[BEGIN]

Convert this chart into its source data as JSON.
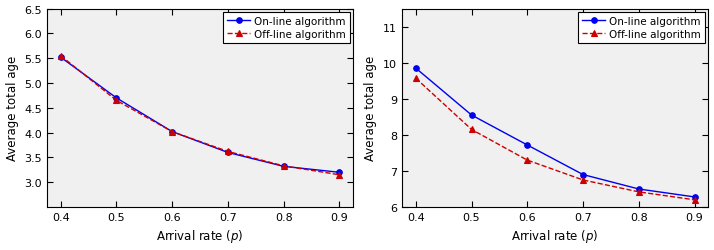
{
  "left": {
    "x": [
      0.4,
      0.5,
      0.6,
      0.7,
      0.8,
      0.9
    ],
    "online_y": [
      5.52,
      4.7,
      4.02,
      3.6,
      3.32,
      3.2
    ],
    "offline_y": [
      5.55,
      4.65,
      4.02,
      3.62,
      3.33,
      3.15
    ],
    "ylim": [
      2.5,
      6.5
    ],
    "yticks": [
      3.0,
      3.5,
      4.0,
      4.5,
      5.0,
      5.5,
      6.0,
      6.5
    ],
    "ylabel": "Average total age",
    "xlabel": "Arrival rate ($p$)"
  },
  "right": {
    "x": [
      0.4,
      0.5,
      0.6,
      0.7,
      0.8,
      0.9
    ],
    "online_y": [
      9.85,
      8.55,
      7.72,
      6.9,
      6.5,
      6.28
    ],
    "offline_y": [
      9.57,
      8.15,
      7.3,
      6.75,
      6.42,
      6.2
    ],
    "ylim": [
      6.0,
      11.5
    ],
    "yticks": [
      6,
      7,
      8,
      9,
      10,
      11
    ],
    "ylabel": "Average total age",
    "xlabel": "Arrival rate ($p$)"
  },
  "online_color": "#0000ee",
  "offline_color": "#cc0000",
  "online_label": "On-line algorithm",
  "offline_label": "Off-line algorithm",
  "online_marker": "o",
  "offline_marker": "^",
  "online_linestyle": "-",
  "offline_linestyle": "--",
  "marker_size": 4,
  "line_width": 1.0,
  "xticks": [
    0.4,
    0.5,
    0.6,
    0.7,
    0.8,
    0.9
  ],
  "tick_fontsize": 8,
  "label_fontsize": 8.5,
  "legend_fontsize": 7.5,
  "bg_color": "#f0f0f0"
}
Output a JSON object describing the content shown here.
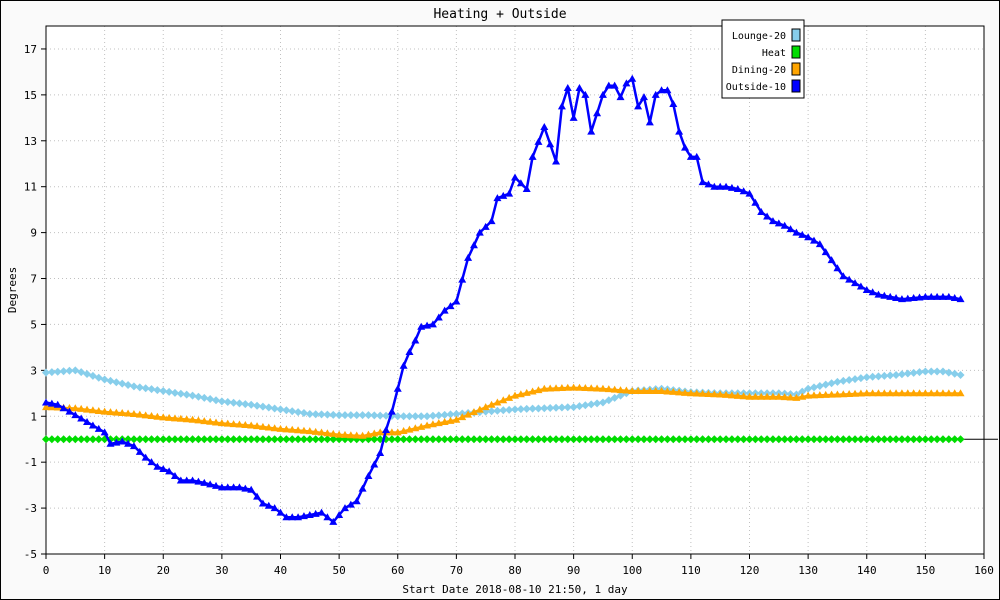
{
  "chart_data": {
    "type": "line",
    "title": "Heating + Outside",
    "xlabel": "Start Date 2018-08-10 21:50, 1 day",
    "ylabel": "Degrees",
    "xlim": [
      0,
      160
    ],
    "ylim": [
      -5,
      18
    ],
    "x_ticks": [
      0,
      10,
      20,
      30,
      40,
      50,
      60,
      70,
      80,
      90,
      100,
      110,
      120,
      130,
      140,
      150,
      160
    ],
    "y_ticks": [
      -5,
      -3,
      -1,
      1,
      3,
      5,
      7,
      9,
      11,
      13,
      15,
      17
    ],
    "grid": true,
    "legend": "top-right",
    "series": [
      {
        "name": "Lounge-20",
        "color": "#87CEEB",
        "marker": "diamond",
        "points": [
          [
            0,
            2.9
          ],
          [
            5,
            3.0
          ],
          [
            10,
            2.6
          ],
          [
            15,
            2.3
          ],
          [
            20,
            2.1
          ],
          [
            25,
            1.9
          ],
          [
            30,
            1.65
          ],
          [
            35,
            1.5
          ],
          [
            40,
            1.3
          ],
          [
            45,
            1.1
          ],
          [
            50,
            1.05
          ],
          [
            55,
            1.05
          ],
          [
            60,
            1.0
          ],
          [
            65,
            1.0
          ],
          [
            70,
            1.1
          ],
          [
            75,
            1.2
          ],
          [
            80,
            1.3
          ],
          [
            85,
            1.35
          ],
          [
            90,
            1.4
          ],
          [
            95,
            1.6
          ],
          [
            100,
            2.1
          ],
          [
            105,
            2.2
          ],
          [
            110,
            2.05
          ],
          [
            115,
            2.0
          ],
          [
            120,
            2.0
          ],
          [
            125,
            2.0
          ],
          [
            128,
            1.95
          ],
          [
            130,
            2.2
          ],
          [
            135,
            2.5
          ],
          [
            140,
            2.7
          ],
          [
            145,
            2.8
          ],
          [
            150,
            2.95
          ],
          [
            153,
            2.95
          ],
          [
            156,
            2.8
          ]
        ]
      },
      {
        "name": "Heat",
        "color": "#00DD00",
        "marker": "diamond",
        "points": [
          [
            0,
            0
          ],
          [
            156,
            0
          ]
        ]
      },
      {
        "name": "Dining-20",
        "color": "#FFA500",
        "marker": "triangle",
        "points": [
          [
            0,
            1.4
          ],
          [
            5,
            1.35
          ],
          [
            10,
            1.2
          ],
          [
            15,
            1.1
          ],
          [
            20,
            0.95
          ],
          [
            25,
            0.85
          ],
          [
            30,
            0.7
          ],
          [
            35,
            0.6
          ],
          [
            40,
            0.45
          ],
          [
            45,
            0.35
          ],
          [
            50,
            0.2
          ],
          [
            54,
            0.15
          ],
          [
            57,
            0.3
          ],
          [
            60,
            0.3
          ],
          [
            65,
            0.6
          ],
          [
            70,
            0.85
          ],
          [
            75,
            1.4
          ],
          [
            80,
            1.9
          ],
          [
            85,
            2.2
          ],
          [
            90,
            2.25
          ],
          [
            95,
            2.2
          ],
          [
            100,
            2.1
          ],
          [
            105,
            2.1
          ],
          [
            110,
            2.0
          ],
          [
            115,
            1.95
          ],
          [
            120,
            1.85
          ],
          [
            125,
            1.85
          ],
          [
            128,
            1.8
          ],
          [
            130,
            1.9
          ],
          [
            135,
            1.95
          ],
          [
            140,
            2.0
          ],
          [
            145,
            2.0
          ],
          [
            150,
            2.0
          ],
          [
            156,
            2.0
          ]
        ]
      },
      {
        "name": "Outside-10",
        "color": "#0000FF",
        "marker": "triangle",
        "points": [
          [
            0,
            1.6
          ],
          [
            2,
            1.5
          ],
          [
            4,
            1.2
          ],
          [
            6,
            0.9
          ],
          [
            8,
            0.6
          ],
          [
            10,
            0.3
          ],
          [
            11,
            -0.2
          ],
          [
            13,
            -0.1
          ],
          [
            15,
            -0.3
          ],
          [
            17,
            -0.8
          ],
          [
            19,
            -1.2
          ],
          [
            21,
            -1.4
          ],
          [
            23,
            -1.8
          ],
          [
            25,
            -1.8
          ],
          [
            27,
            -1.9
          ],
          [
            30,
            -2.1
          ],
          [
            33,
            -2.1
          ],
          [
            35,
            -2.2
          ],
          [
            37,
            -2.8
          ],
          [
            39,
            -3.0
          ],
          [
            41,
            -3.4
          ],
          [
            43,
            -3.4
          ],
          [
            45,
            -3.3
          ],
          [
            47,
            -3.2
          ],
          [
            49,
            -3.6
          ],
          [
            51,
            -3.0
          ],
          [
            53,
            -2.7
          ],
          [
            55,
            -1.6
          ],
          [
            57,
            -0.6
          ],
          [
            58,
            0.4
          ],
          [
            59,
            1.2
          ],
          [
            60,
            2.2
          ],
          [
            61,
            3.2
          ],
          [
            62,
            3.8
          ],
          [
            63,
            4.3
          ],
          [
            64,
            4.9
          ],
          [
            66,
            5.0
          ],
          [
            68,
            5.6
          ],
          [
            70,
            6.0
          ],
          [
            72,
            7.9
          ],
          [
            74,
            9.0
          ],
          [
            76,
            9.5
          ],
          [
            77,
            10.5
          ],
          [
            79,
            10.7
          ],
          [
            80,
            11.4
          ],
          [
            82,
            10.9
          ],
          [
            83,
            12.3
          ],
          [
            85,
            13.6
          ],
          [
            87,
            12.1
          ],
          [
            88,
            14.5
          ],
          [
            89,
            15.3
          ],
          [
            90,
            14.0
          ],
          [
            91,
            15.3
          ],
          [
            92,
            15.0
          ],
          [
            93,
            13.4
          ],
          [
            95,
            15.0
          ],
          [
            96,
            15.4
          ],
          [
            97,
            15.4
          ],
          [
            98,
            14.9
          ],
          [
            99,
            15.5
          ],
          [
            100,
            15.7
          ],
          [
            101,
            14.5
          ],
          [
            102,
            14.9
          ],
          [
            103,
            13.8
          ],
          [
            104,
            15.0
          ],
          [
            105,
            15.2
          ],
          [
            106,
            15.2
          ],
          [
            107,
            14.6
          ],
          [
            108,
            13.4
          ],
          [
            109,
            12.7
          ],
          [
            110,
            12.3
          ],
          [
            111,
            12.3
          ],
          [
            112,
            11.2
          ],
          [
            114,
            11.0
          ],
          [
            116,
            11.0
          ],
          [
            118,
            10.9
          ],
          [
            120,
            10.7
          ],
          [
            122,
            9.9
          ],
          [
            124,
            9.5
          ],
          [
            126,
            9.3
          ],
          [
            128,
            9.0
          ],
          [
            130,
            8.8
          ],
          [
            132,
            8.5
          ],
          [
            134,
            7.8
          ],
          [
            136,
            7.1
          ],
          [
            138,
            6.8
          ],
          [
            140,
            6.5
          ],
          [
            142,
            6.3
          ],
          [
            144,
            6.2
          ],
          [
            146,
            6.1
          ],
          [
            150,
            6.2
          ],
          [
            154,
            6.2
          ],
          [
            156,
            6.1
          ]
        ]
      }
    ]
  }
}
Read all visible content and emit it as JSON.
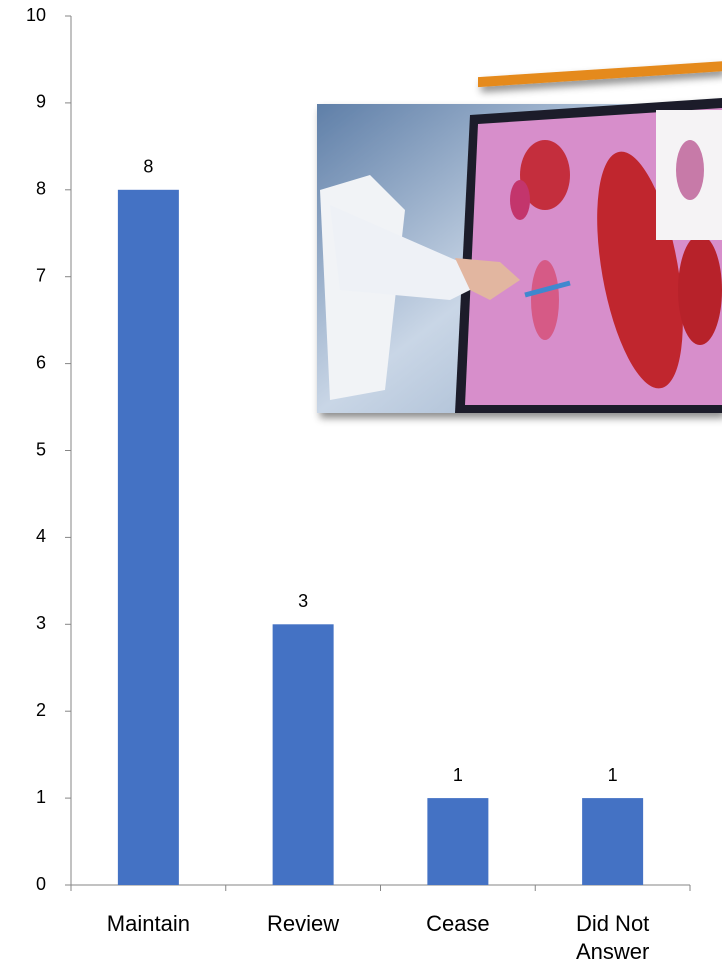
{
  "chart_data": {
    "type": "bar",
    "categories": [
      "Maintain",
      "Review",
      "Cease",
      "Did Not Answer"
    ],
    "values": [
      8,
      3,
      1,
      1
    ],
    "color": "#4472c4",
    "ylim": [
      0,
      10
    ],
    "yticks": [
      0,
      1,
      2,
      3,
      4,
      5,
      6,
      7,
      8,
      9,
      10
    ],
    "grid": false
  }
}
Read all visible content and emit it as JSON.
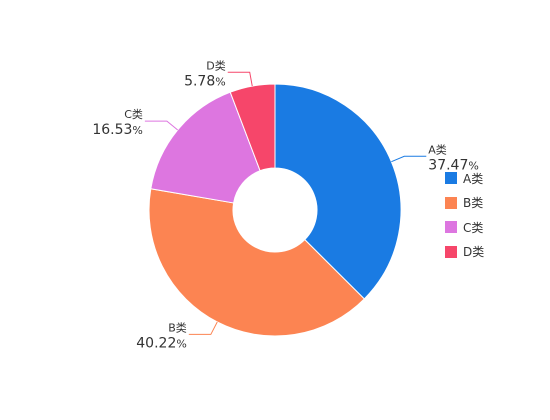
{
  "chart_data": {
    "type": "pie",
    "donut": true,
    "series": [
      {
        "name": "A类",
        "value": 37.47,
        "label": "37.47",
        "color": "#1a7be3"
      },
      {
        "name": "B类",
        "value": 40.22,
        "label": "40.22",
        "color": "#fc8452"
      },
      {
        "name": "C类",
        "value": 16.53,
        "label": "16.53",
        "color": "#dd76e0"
      },
      {
        "name": "D类",
        "value": 5.78,
        "label": "5.78",
        "color": "#f6466a"
      }
    ],
    "percent_suffix": "%",
    "legend_position": "right"
  }
}
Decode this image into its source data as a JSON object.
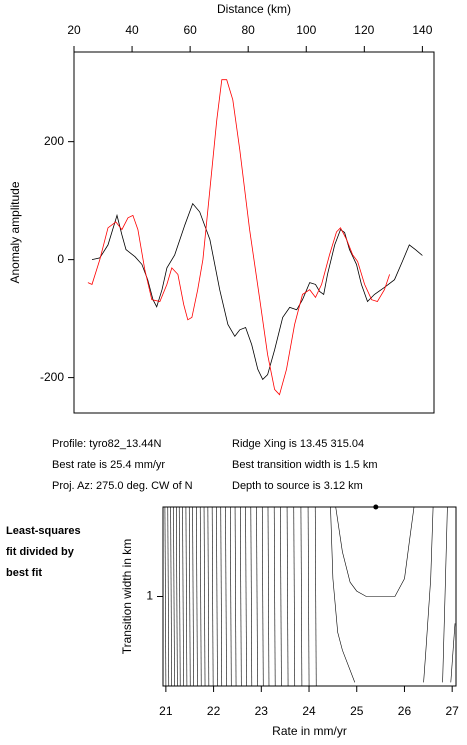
{
  "chart_data": [
    {
      "type": "line",
      "xlabel": "Distance (km)",
      "ylabel": "Anomaly amplitude",
      "xlim": [
        20,
        144
      ],
      "ylim": [
        -260,
        352
      ],
      "xticks": [
        20,
        40,
        60,
        80,
        100,
        120,
        140
      ],
      "yticks": [
        -200,
        0,
        200
      ],
      "annotations": [
        "Profile: tyro82_13.44N",
        "Best rate is 25.4 mm/yr",
        "Proj. Az: 275.0 deg. CW of N",
        "Ridge Xing is 13.45 315.04",
        "Best transition width is 1.5 km",
        "Depth to source is   3.12 km"
      ],
      "series": [
        {
          "color": "#000000",
          "x": [
            26.2,
            28.9,
            31.7,
            34.8,
            36.5,
            37.9,
            41,
            43.4,
            45.4,
            47.2,
            48.5,
            50.3,
            52,
            54.7,
            58.2,
            60.9,
            63.3,
            66.8,
            70.2,
            73,
            75.4,
            77.1,
            79.1,
            81.2,
            83.3,
            85,
            86.7,
            89.1,
            91.9,
            94.3,
            96.7,
            98.7,
            101.2,
            103.2,
            104.6,
            106,
            107.3,
            109.8,
            111.8,
            113.2,
            114.9,
            117.3,
            119,
            121.1,
            123.5,
            126.9,
            130.4,
            133.1,
            135.5,
            137.6,
            140
          ],
          "values": [
            0,
            3,
            25,
            75,
            42,
            17,
            5,
            -8,
            -34,
            -68,
            -80,
            -51,
            -14,
            8,
            59,
            95,
            81,
            34,
            -51,
            -110,
            -130,
            -119,
            -115,
            -144,
            -186,
            -203,
            -195,
            -153,
            -98,
            -81,
            -85,
            -68,
            -39,
            -42,
            -54,
            -59,
            -25,
            25,
            51,
            46,
            17,
            -8,
            -42,
            -71,
            -59,
            -47,
            -34,
            -3,
            25,
            17,
            7
          ]
        },
        {
          "color": "#ff0000",
          "x": [
            24.8,
            26.2,
            28.9,
            31.7,
            34.4,
            36.5,
            38.6,
            40.3,
            42,
            44.4,
            46.8,
            49.6,
            52,
            53.7,
            55.8,
            57.8,
            59.2,
            60.6,
            62.6,
            64.4,
            66.8,
            69.2,
            70.9,
            72.6,
            74.7,
            77.1,
            80.5,
            84,
            86.7,
            89.1,
            90.8,
            93.2,
            96,
            98.7,
            101.2,
            103.2,
            105.3,
            108,
            110.4,
            111.8,
            113.9,
            116,
            117.7,
            120.1,
            122.5,
            124.5,
            126.9,
            128.7
          ],
          "values": [
            -39,
            -42,
            0,
            54,
            64,
            51,
            71,
            75,
            51,
            -17,
            -68,
            -71,
            -42,
            -14,
            -25,
            -76,
            -102,
            -98,
            -51,
            0,
            119,
            237,
            305,
            305,
            271,
            186,
            51,
            -68,
            -161,
            -220,
            -229,
            -186,
            -110,
            -59,
            -51,
            -64,
            -42,
            8,
            47,
            54,
            34,
            8,
            -3,
            -42,
            -68,
            -71,
            -51,
            -25
          ]
        }
      ]
    },
    {
      "type": "contour",
      "title": [
        "Least-squares",
        "fit divided by",
        "best fit"
      ],
      "xlabel": "Rate in mm/yr",
      "ylabel": "Transition width in km",
      "xlim": [
        20.94,
        27.08
      ],
      "ylim": [
        0.5,
        1.5
      ],
      "xticks": [
        21,
        22,
        23,
        24,
        25,
        26,
        27
      ],
      "yticks": [
        1
      ],
      "best": {
        "x": 25.4,
        "y": 1.5
      },
      "vlines": [
        20.98,
        21.04,
        21.1,
        21.16,
        21.22,
        21.28,
        21.35,
        21.42,
        21.49,
        21.56,
        21.64,
        21.72,
        21.8,
        21.88,
        21.97,
        22.06,
        22.15,
        22.25,
        22.35,
        22.45,
        22.56,
        22.67,
        22.78,
        22.9,
        23.02,
        23.14,
        23.27,
        23.4,
        23.54,
        23.68,
        23.83,
        23.98,
        24.13
      ],
      "contours": [
        {
          "x": [
            24.56,
            24.7,
            24.86,
            25.0,
            25.2,
            25.8,
            26.0,
            26.1,
            26.2
          ],
          "y": [
            1.5,
            1.25,
            1.08,
            1.03,
            1.0,
            1.0,
            1.1,
            1.3,
            1.5
          ]
        },
        {
          "x": [
            24.45,
            24.5,
            24.6,
            24.7,
            24.96
          ],
          "y": [
            1.5,
            1.1,
            0.8,
            0.7,
            0.52
          ]
        },
        {
          "x": [
            26.6,
            26.55,
            26.45,
            26.4
          ],
          "y": [
            1.5,
            1.1,
            0.7,
            0.52
          ]
        },
        {
          "x": [
            26.9,
            26.85,
            26.8
          ],
          "y": [
            1.5,
            1.0,
            0.52
          ]
        },
        {
          "x": [
            27.06,
            26.97
          ],
          "y": [
            0.85,
            0.52
          ]
        }
      ]
    }
  ]
}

[END]

Read the entries and show each line that mentions "ylabel".

The reply
    "ylabel": "Average total age",
    "ylabel": "Average total age",
    "ylabel": "Degrees",
      "ylabel": "Anomaly amplitude",
      "ylabel": "Transition width in km",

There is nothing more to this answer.